::: PROVIDED PASSAGE :::
Mr Van Rompuy told an audience of industrialists and politicians that new European environmental and financial taxes, levied by Brussels, should fund the EU to replace resented national contributions being cut by governments because of the recession.

"The possibilities of financial levies at European level must be seriously examined and for the first time the large countries in the union are open to that," he said, according to the newspaper De Tijd.

The idea of using VAT, fuel duties and aviation taxes to give the EU a direct and independent source of income has long been demanded by the European Commission. Proposals currently circulating in Brussels could mean that all airline tickets, shopping and petrol station receipts in Britain list the amount of aviation tax, VAT or fuel duty that goes directly to Brussels as an "EU tax".

Federalist politicians support the plan as a way of giving Brussels autonomy from national treasuries, who begrudge EU contributions, and to provide the Commission with its "own resources" to further expand European integration.

But any plans to give the EU any direct claim or power over national taxation, including VAT, are opposed by Britain, Denmark and other more traditionally Eurosceptic countries.

"This speech is not going to do him any favours at all," said a European diplomat.

Mr Van Rompuy attended the Bilderberg dinner last Thursday at the invitation of the Vicomte Davignon, a former European Commission vice-president and a leading EU federalist.

The setting was the highly symbolic Castle of the Valley of the Duchess, or Chateau de Val-Duchesse, where the EU's founding Treaty of Rome was negotiated in 1957 and later the venue for the first ever European Commission meeting.

Among the diners was Henry Kissinger, the former US State Secretary and Nobel Prize winner who started the debate that led to the creation of an EU President after he famously asked: "Who do I call if I want to call Europe?"

Mr Van Rompuy eclipsed Tony Blair at an EU summit two weeks ago, with French and German support, to become the hotly tipped favourite to become EU President, a post created by the Lisbon Treaty.
::: DATA SHOWN :::
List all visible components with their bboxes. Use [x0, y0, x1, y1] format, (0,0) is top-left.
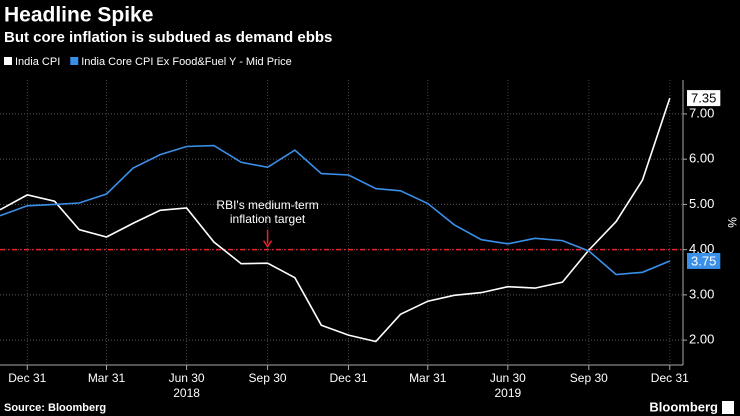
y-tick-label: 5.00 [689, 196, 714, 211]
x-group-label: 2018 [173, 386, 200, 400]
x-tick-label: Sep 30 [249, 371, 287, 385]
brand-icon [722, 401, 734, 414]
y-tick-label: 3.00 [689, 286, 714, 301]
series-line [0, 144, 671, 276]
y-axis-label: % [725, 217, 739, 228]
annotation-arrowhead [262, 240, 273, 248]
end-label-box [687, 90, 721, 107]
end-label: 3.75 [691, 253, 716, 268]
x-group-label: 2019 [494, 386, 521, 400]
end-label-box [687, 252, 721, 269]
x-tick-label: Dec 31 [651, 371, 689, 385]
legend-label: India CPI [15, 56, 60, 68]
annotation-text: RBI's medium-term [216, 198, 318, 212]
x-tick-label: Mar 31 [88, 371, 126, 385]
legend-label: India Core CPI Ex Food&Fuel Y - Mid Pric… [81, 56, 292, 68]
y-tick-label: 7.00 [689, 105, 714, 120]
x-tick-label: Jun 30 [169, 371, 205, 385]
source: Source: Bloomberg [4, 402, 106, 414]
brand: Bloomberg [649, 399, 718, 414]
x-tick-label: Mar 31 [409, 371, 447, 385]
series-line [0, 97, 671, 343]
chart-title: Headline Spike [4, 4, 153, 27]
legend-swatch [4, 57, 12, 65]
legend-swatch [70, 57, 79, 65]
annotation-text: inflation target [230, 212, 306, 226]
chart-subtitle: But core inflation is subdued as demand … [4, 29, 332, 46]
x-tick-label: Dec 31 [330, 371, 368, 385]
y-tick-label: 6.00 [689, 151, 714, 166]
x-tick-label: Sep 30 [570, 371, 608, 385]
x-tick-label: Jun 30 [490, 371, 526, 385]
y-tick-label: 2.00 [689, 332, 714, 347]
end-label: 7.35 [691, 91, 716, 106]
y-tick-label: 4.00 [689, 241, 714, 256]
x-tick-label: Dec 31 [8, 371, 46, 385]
:::
• [SHORT PROBLEM 1] From the listing, extract the lines from the one containing "y-tick-label: 5.00 [689, 196, 714, 211]" through the one containing "x-group-label: 2019 [494, 386, 521, 400]", reproducing each line unchanged.
• [SHORT PROBLEM 2] Extend the report on Mr Van Rompuy and EU taxes from where it stops.

• [EXPECTED OUTPUT 1]
y-tick-label: 5.00 [689, 196, 714, 211]
x-group-label: 2018 [173, 386, 200, 400]
x-tick-label: Sep 30 [249, 371, 287, 385]
brand-icon [722, 401, 734, 414]
y-tick-label: 3.00 [689, 286, 714, 301]
series-line [0, 144, 671, 276]
y-axis-label: % [725, 217, 739, 228]
annotation-arrowhead [262, 240, 273, 248]
end-label-box [687, 90, 721, 107]
end-label: 3.75 [691, 253, 716, 268]
x-group-label: 2019 [494, 386, 521, 400]

• [EXPECTED OUTPUT 2]
His office has tried to distance him from the comments after the Belgian leader said a fortnight ago that "the most important thing now is not to say the wrong thing".

"The prime minister did not argue in favour of the introduction of a green tax at the European level," said a spokesman. "He indicated that it was necessary to carry on thinking about structural financing at the European level, for example on financial transactions, as is also being discussed at world level and at the G20."

William Hague, the Shadow Foreign Secretary, said: "Britain would not be the only EU country that would find a proposal to give the EU tax-raising powers totally unacceptable. Advocacy of such a policy is not a fruitful use of anyone's time."

Many officials and diplomats now believe that Nicolas Sarkozy, the French President and Angela Merkel, the German Chancellor, have overplayed their hand by backing a federalist candidate.

"Van Rompuy is being seen as the Sarkozy-Merkel candidate and there is resentment at a perceived Franco-German stitch up," said a diplomat.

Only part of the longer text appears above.